[Entries from a visual dataset]
· · · · ·
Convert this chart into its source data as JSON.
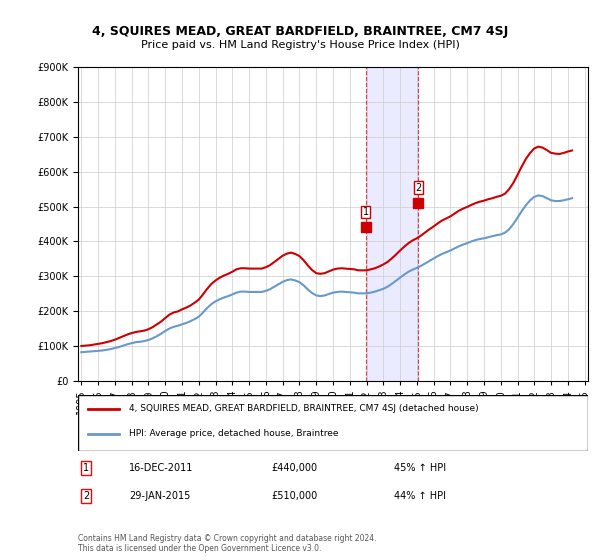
{
  "title": "4, SQUIRES MEAD, GREAT BARDFIELD, BRAINTREE, CM7 4SJ",
  "subtitle": "Price paid vs. HM Land Registry's House Price Index (HPI)",
  "legend_label_red": "4, SQUIRES MEAD, GREAT BARDFIELD, BRAINTREE, CM7 4SJ (detached house)",
  "legend_label_blue": "HPI: Average price, detached house, Braintree",
  "footnote": "Contains HM Land Registry data © Crown copyright and database right 2024.\nThis data is licensed under the Open Government Licence v3.0.",
  "transaction1_label": "1",
  "transaction1_date": "16-DEC-2011",
  "transaction1_price": "£440,000",
  "transaction1_hpi": "45% ↑ HPI",
  "transaction2_label": "2",
  "transaction2_date": "29-JAN-2015",
  "transaction2_price": "£510,000",
  "transaction2_hpi": "44% ↑ HPI",
  "ylim": [
    0,
    900000
  ],
  "yticks": [
    0,
    100000,
    200000,
    300000,
    400000,
    500000,
    600000,
    700000,
    800000,
    900000
  ],
  "background_color": "#ffffff",
  "grid_color": "#cccccc",
  "red_color": "#cc0000",
  "blue_color": "#6699cc",
  "marker_color_red": "#cc0000",
  "marker_color_blue": "#6699cc",
  "transaction1_x": 2011.96,
  "transaction1_y": 440000,
  "transaction2_x": 2015.08,
  "transaction2_y": 510000,
  "hpi_dates": [
    1995.0,
    1995.25,
    1995.5,
    1995.75,
    1996.0,
    1996.25,
    1996.5,
    1996.75,
    1997.0,
    1997.25,
    1997.5,
    1997.75,
    1998.0,
    1998.25,
    1998.5,
    1998.75,
    1999.0,
    1999.25,
    1999.5,
    1999.75,
    2000.0,
    2000.25,
    2000.5,
    2000.75,
    2001.0,
    2001.25,
    2001.5,
    2001.75,
    2002.0,
    2002.25,
    2002.5,
    2002.75,
    2003.0,
    2003.25,
    2003.5,
    2003.75,
    2004.0,
    2004.25,
    2004.5,
    2004.75,
    2005.0,
    2005.25,
    2005.5,
    2005.75,
    2006.0,
    2006.25,
    2006.5,
    2006.75,
    2007.0,
    2007.25,
    2007.5,
    2007.75,
    2008.0,
    2008.25,
    2008.5,
    2008.75,
    2009.0,
    2009.25,
    2009.5,
    2009.75,
    2010.0,
    2010.25,
    2010.5,
    2010.75,
    2011.0,
    2011.25,
    2011.5,
    2011.75,
    2012.0,
    2012.25,
    2012.5,
    2012.75,
    2013.0,
    2013.25,
    2013.5,
    2013.75,
    2014.0,
    2014.25,
    2014.5,
    2014.75,
    2015.0,
    2015.25,
    2015.5,
    2015.75,
    2016.0,
    2016.25,
    2016.5,
    2016.75,
    2017.0,
    2017.25,
    2017.5,
    2017.75,
    2018.0,
    2018.25,
    2018.5,
    2018.75,
    2019.0,
    2019.25,
    2019.5,
    2019.75,
    2020.0,
    2020.25,
    2020.5,
    2020.75,
    2021.0,
    2021.25,
    2021.5,
    2021.75,
    2022.0,
    2022.25,
    2022.5,
    2022.75,
    2023.0,
    2023.25,
    2023.5,
    2023.75,
    2024.0,
    2024.25
  ],
  "hpi_values": [
    82000,
    83000,
    84000,
    85000,
    86000,
    87000,
    89000,
    91000,
    94000,
    97000,
    101000,
    105000,
    108000,
    111000,
    112000,
    114000,
    117000,
    122000,
    128000,
    135000,
    143000,
    150000,
    155000,
    158000,
    162000,
    166000,
    171000,
    177000,
    184000,
    196000,
    209000,
    220000,
    228000,
    234000,
    239000,
    243000,
    248000,
    253000,
    256000,
    256000,
    255000,
    255000,
    255000,
    255000,
    258000,
    263000,
    270000,
    277000,
    284000,
    289000,
    291000,
    288000,
    283000,
    274000,
    262000,
    252000,
    245000,
    243000,
    245000,
    249000,
    253000,
    255000,
    256000,
    255000,
    254000,
    253000,
    251000,
    251000,
    251000,
    253000,
    256000,
    260000,
    264000,
    270000,
    278000,
    287000,
    296000,
    305000,
    313000,
    319000,
    324000,
    330000,
    337000,
    344000,
    351000,
    358000,
    364000,
    369000,
    374000,
    380000,
    386000,
    391000,
    395000,
    400000,
    404000,
    407000,
    409000,
    412000,
    415000,
    418000,
    420000,
    425000,
    435000,
    450000,
    468000,
    487000,
    504000,
    518000,
    528000,
    532000,
    530000,
    524000,
    518000,
    516000,
    516000,
    518000,
    521000,
    524000
  ],
  "red_dates": [
    1995.0,
    1995.25,
    1995.5,
    1995.75,
    1996.0,
    1996.25,
    1996.5,
    1996.75,
    1997.0,
    1997.25,
    1997.5,
    1997.75,
    1998.0,
    1998.25,
    1998.5,
    1998.75,
    1999.0,
    1999.25,
    1999.5,
    1999.75,
    2000.0,
    2000.25,
    2000.5,
    2000.75,
    2001.0,
    2001.25,
    2001.5,
    2001.75,
    2002.0,
    2002.25,
    2002.5,
    2002.75,
    2003.0,
    2003.25,
    2003.5,
    2003.75,
    2004.0,
    2004.25,
    2004.5,
    2004.75,
    2005.0,
    2005.25,
    2005.5,
    2005.75,
    2006.0,
    2006.25,
    2006.5,
    2006.75,
    2007.0,
    2007.25,
    2007.5,
    2007.75,
    2008.0,
    2008.25,
    2008.5,
    2008.75,
    2009.0,
    2009.25,
    2009.5,
    2009.75,
    2010.0,
    2010.25,
    2010.5,
    2010.75,
    2011.0,
    2011.25,
    2011.5,
    2011.75,
    2012.0,
    2012.25,
    2012.5,
    2012.75,
    2013.0,
    2013.25,
    2013.5,
    2013.75,
    2014.0,
    2014.25,
    2014.5,
    2014.75,
    2015.0,
    2015.25,
    2015.5,
    2015.75,
    2016.0,
    2016.25,
    2016.5,
    2016.75,
    2017.0,
    2017.25,
    2017.5,
    2017.75,
    2018.0,
    2018.25,
    2018.5,
    2018.75,
    2019.0,
    2019.25,
    2019.5,
    2019.75,
    2020.0,
    2020.25,
    2020.5,
    2020.75,
    2021.0,
    2021.25,
    2021.5,
    2021.75,
    2022.0,
    2022.25,
    2022.5,
    2022.75,
    2023.0,
    2023.25,
    2023.5,
    2023.75,
    2024.0,
    2024.25
  ],
  "red_values": [
    100000,
    101000,
    102000,
    104000,
    106000,
    108000,
    111000,
    114000,
    118000,
    123000,
    128000,
    133000,
    137000,
    140000,
    142000,
    144000,
    148000,
    154000,
    162000,
    170000,
    180000,
    190000,
    196000,
    199000,
    205000,
    210000,
    216000,
    224000,
    233000,
    248000,
    264000,
    278000,
    288000,
    296000,
    302000,
    307000,
    313000,
    320000,
    323000,
    323000,
    322000,
    322000,
    322000,
    322000,
    326000,
    332000,
    341000,
    350000,
    359000,
    365000,
    368000,
    364000,
    358000,
    346000,
    331000,
    318000,
    309000,
    307000,
    309000,
    314000,
    319000,
    322000,
    323000,
    322000,
    321000,
    320000,
    317000,
    317000,
    317000,
    320000,
    323000,
    328000,
    334000,
    341000,
    351000,
    362000,
    374000,
    385000,
    395000,
    403000,
    409000,
    417000,
    426000,
    435000,
    443000,
    452000,
    460000,
    466000,
    472000,
    480000,
    488000,
    494000,
    499000,
    505000,
    510000,
    514000,
    517000,
    521000,
    524000,
    528000,
    531000,
    537000,
    550000,
    568000,
    591000,
    615000,
    637000,
    654000,
    667000,
    672000,
    669000,
    662000,
    654000,
    652000,
    651000,
    654000,
    658000,
    661000
  ],
  "xtick_years": [
    1995,
    1996,
    1997,
    1998,
    1999,
    2000,
    2001,
    2002,
    2003,
    2004,
    2005,
    2006,
    2007,
    2008,
    2009,
    2010,
    2011,
    2012,
    2013,
    2014,
    2015,
    2016,
    2017,
    2018,
    2019,
    2020,
    2021,
    2022,
    2023,
    2024,
    2025
  ]
}
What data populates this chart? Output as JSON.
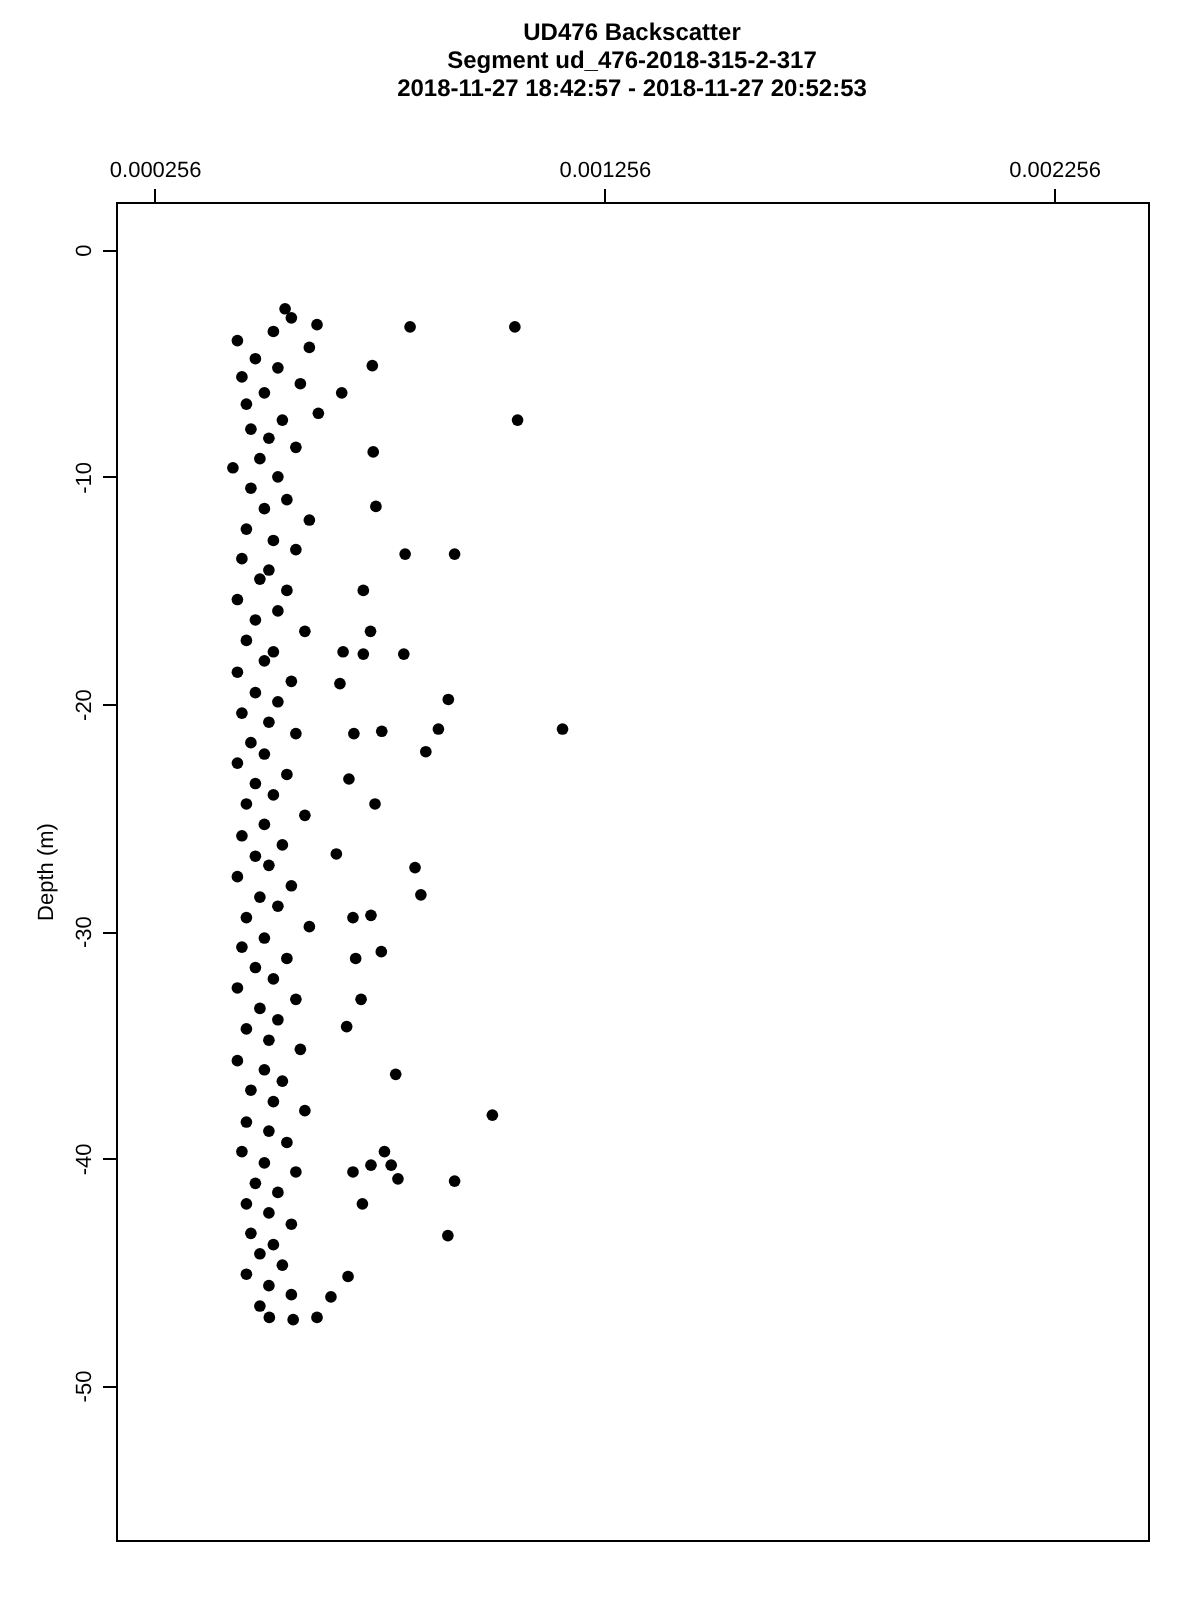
{
  "chart_data": {
    "type": "scatter",
    "title": "UD476 Backscatter",
    "subtitle": "Segment ud_476-2018-315-2-317\n2018-11-27 18:42:57 - 2018-11-27 20:52:53",
    "ylabel": "Depth (m)",
    "xlim": [
      0.00017,
      0.002465
    ],
    "xticks": [
      0.000256,
      0.001256,
      0.002256
    ],
    "ylim": [
      -56.8,
      2.1
    ],
    "yticks": [
      0,
      -10,
      -20,
      -30,
      -40,
      -50
    ],
    "grid": false,
    "marker": "circle",
    "series": [
      {
        "color": "#000000",
        "x": [
          0.000546,
          0.00056,
          0.00052,
          0.00044,
          0.0006,
          0.00048,
          0.00053,
          0.00045,
          0.00058,
          0.0005,
          0.00046,
          0.00062,
          0.00054,
          0.00047,
          0.00051,
          0.00057,
          0.00049,
          0.00043,
          0.00053,
          0.00047,
          0.00055,
          0.0005,
          0.0006,
          0.00046,
          0.00052,
          0.00057,
          0.00045,
          0.00051,
          0.00049,
          0.00055,
          0.00044,
          0.00053,
          0.00048,
          0.00059,
          0.00046,
          0.00052,
          0.0005,
          0.00044,
          0.00056,
          0.00048,
          0.00053,
          0.00045,
          0.00051,
          0.00057,
          0.00047,
          0.0005,
          0.00044,
          0.00055,
          0.00048,
          0.00052,
          0.00046,
          0.00059,
          0.0005,
          0.00045,
          0.00054,
          0.00048,
          0.00051,
          0.00044,
          0.00056,
          0.00049,
          0.00053,
          0.00046,
          0.0006,
          0.0005,
          0.00045,
          0.00055,
          0.00048,
          0.00052,
          0.00044,
          0.00057,
          0.00049,
          0.00053,
          0.00046,
          0.00051,
          0.00058,
          0.00044,
          0.0005,
          0.00054,
          0.00047,
          0.00052,
          0.00059,
          0.00046,
          0.00051,
          0.00055,
          0.00045,
          0.0005,
          0.00057,
          0.00048,
          0.00053,
          0.00046,
          0.00051,
          0.00056,
          0.00047,
          0.00052,
          0.00049,
          0.00054,
          0.00046,
          0.00051,
          0.00056,
          0.00049,
          0.000824,
          0.001057,
          0.001063,
          0.000617,
          0.00074,
          0.000742,
          0.000748,
          0.000813,
          0.000923,
          0.00072,
          0.000736,
          0.00081,
          0.000909,
          0.001163,
          0.000887,
          0.000761,
          0.000699,
          0.000859,
          0.000746,
          0.000672,
          0.000675,
          0.00072,
          0.000668,
          0.000688,
          0.000835,
          0.000848,
          0.000737,
          0.000697,
          0.00076,
          0.000703,
          0.000715,
          0.000683,
          0.000792,
          0.001007,
          0.000767,
          0.000782,
          0.000797,
          0.000923,
          0.000737,
          0.000697,
          0.000718,
          0.000908,
          0.000686,
          0.000648,
          0.000617,
          0.000564,
          0.000511,
          0.00066
        ],
        "values": [
          -2.6,
          -3.0,
          -3.6,
          -4.0,
          -4.3,
          -4.8,
          -5.2,
          -5.6,
          -5.9,
          -6.3,
          -6.8,
          -7.2,
          -7.5,
          -7.9,
          -8.3,
          -8.7,
          -9.2,
          -9.6,
          -10.0,
          -10.5,
          -11.0,
          -11.4,
          -11.9,
          -12.3,
          -12.8,
          -13.2,
          -13.6,
          -14.1,
          -14.5,
          -15.0,
          -15.4,
          -15.9,
          -16.3,
          -16.8,
          -17.2,
          -17.7,
          -18.1,
          -18.6,
          -19.0,
          -19.5,
          -19.9,
          -20.4,
          -20.8,
          -21.3,
          -21.7,
          -22.2,
          -22.6,
          -23.1,
          -23.5,
          -24.0,
          -24.4,
          -24.9,
          -25.3,
          -25.8,
          -26.2,
          -26.7,
          -27.1,
          -27.6,
          -28.0,
          -28.5,
          -28.9,
          -29.4,
          -29.8,
          -30.3,
          -30.7,
          -31.2,
          -31.6,
          -32.1,
          -32.5,
          -33.0,
          -33.4,
          -33.9,
          -34.3,
          -34.8,
          -35.2,
          -35.7,
          -36.1,
          -36.6,
          -37.0,
          -37.5,
          -37.9,
          -38.4,
          -38.8,
          -39.3,
          -39.7,
          -40.2,
          -40.6,
          -41.1,
          -41.5,
          -42.0,
          -42.4,
          -42.9,
          -43.3,
          -43.8,
          -44.2,
          -44.7,
          -45.1,
          -45.6,
          -46.0,
          -46.5,
          -3.4,
          -3.4,
          -7.5,
          -3.3,
          -5.1,
          -8.9,
          -11.3,
          -13.4,
          -13.4,
          -15.0,
          -16.8,
          -17.8,
          -19.8,
          -21.1,
          -21.1,
          -21.2,
          -21.3,
          -22.1,
          -24.4,
          -6.3,
          -17.7,
          -17.8,
          -19.1,
          -23.3,
          -27.2,
          -28.4,
          -29.3,
          -29.4,
          -30.9,
          -31.2,
          -33.0,
          -34.2,
          -36.3,
          -38.1,
          -39.7,
          -40.3,
          -40.9,
          -41.0,
          -40.3,
          -40.6,
          -42.0,
          -43.4,
          -45.2,
          -46.1,
          -47.0,
          -47.1,
          -47.0,
          -26.6
        ]
      }
    ]
  }
}
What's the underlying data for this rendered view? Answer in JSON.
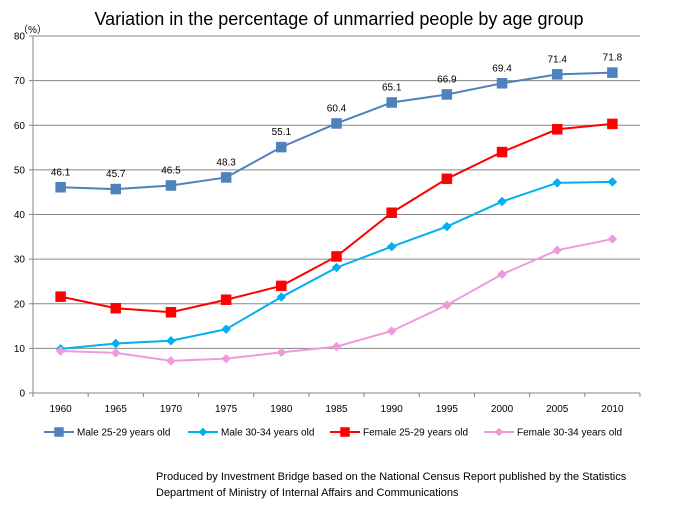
· · · · ·
Exercise description
For the entries shown above, give the number of lines that include the word "Land", without any other text.

Exercise solution
2